## AIM
Send each entry back exactly as given, pictures excluded.

## DATA SHOWN
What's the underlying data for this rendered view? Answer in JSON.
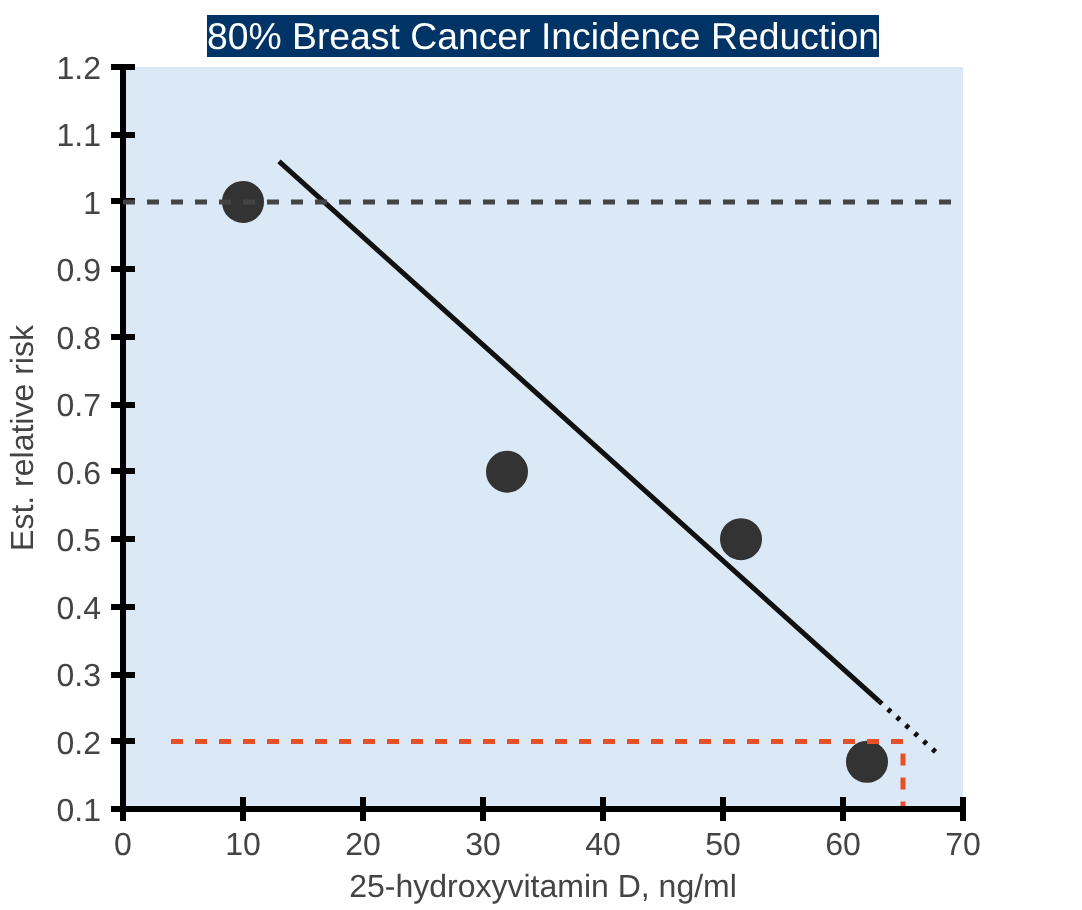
{
  "chart_data": {
    "type": "scatter",
    "title": "80% Breast Cancer Incidence Reduction",
    "xlabel": "25-hydroxyvitamin D, ng/ml",
    "ylabel": "Est. relative risk",
    "x": [
      10,
      32,
      51.5,
      62
    ],
    "series": [
      {
        "color": "#333333",
        "values": [
          1.0,
          0.6,
          0.5,
          0.17
        ],
        "marker": "circle"
      },
      {
        "type": "line",
        "color": "#111111",
        "x": [
          13,
          63
        ],
        "values": [
          1.06,
          0.26
        ],
        "line_style": "solid"
      },
      {
        "type": "line",
        "color": "#111111",
        "x": [
          63,
          68
        ],
        "values": [
          0.26,
          0.18
        ],
        "line_style": "dotted"
      },
      {
        "type": "line",
        "color": "#e8502a",
        "x": [
          4,
          65,
          65
        ],
        "values": [
          0.2,
          0.2,
          0.1
        ],
        "line_style": "dashed"
      }
    ],
    "ref_lines": [
      {
        "axis": "y",
        "value": 1,
        "color": "#444444",
        "line_style": "dashed"
      }
    ],
    "xlim": [
      0,
      70
    ],
    "xticks": [
      0,
      10,
      20,
      30,
      40,
      50,
      60,
      70
    ],
    "ylim": [
      0.1,
      1.2
    ],
    "yticks": [
      0.1,
      0.2,
      0.3,
      0.4,
      0.5,
      0.6,
      0.7,
      0.8,
      0.9,
      1,
      1.1,
      1.2
    ],
    "grid": false
  }
}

## WRITTEN REPLY
What's the underlying data for this rendered view? Answer in JSON.
{
  "chart_data": {
    "type": "scatter",
    "title": "80% Breast Cancer Incidence Reduction",
    "xlabel": "25-hydroxyvitamin D, ng/ml",
    "ylabel": "Est. relative risk",
    "x": [
      10,
      32,
      51.5,
      62
    ],
    "series": [
      {
        "color": "#333333",
        "values": [
          1.0,
          0.6,
          0.5,
          0.17
        ],
        "marker": "circle"
      },
      {
        "type": "line",
        "color": "#111111",
        "x": [
          13,
          63
        ],
        "values": [
          1.06,
          0.26
        ],
        "line_style": "solid"
      },
      {
        "type": "line",
        "color": "#111111",
        "x": [
          63,
          68
        ],
        "values": [
          0.26,
          0.18
        ],
        "line_style": "dotted"
      },
      {
        "type": "line",
        "color": "#e8502a",
        "x": [
          4,
          65,
          65
        ],
        "values": [
          0.2,
          0.2,
          0.1
        ],
        "line_style": "dashed"
      }
    ],
    "ref_lines": [
      {
        "axis": "y",
        "value": 1,
        "color": "#444444",
        "line_style": "dashed"
      }
    ],
    "xlim": [
      0,
      70
    ],
    "xticks": [
      0,
      10,
      20,
      30,
      40,
      50,
      60,
      70
    ],
    "ylim": [
      0.1,
      1.2
    ],
    "yticks": [
      0.1,
      0.2,
      0.3,
      0.4,
      0.5,
      0.6,
      0.7,
      0.8,
      0.9,
      1,
      1.1,
      1.2
    ],
    "grid": false
  }
}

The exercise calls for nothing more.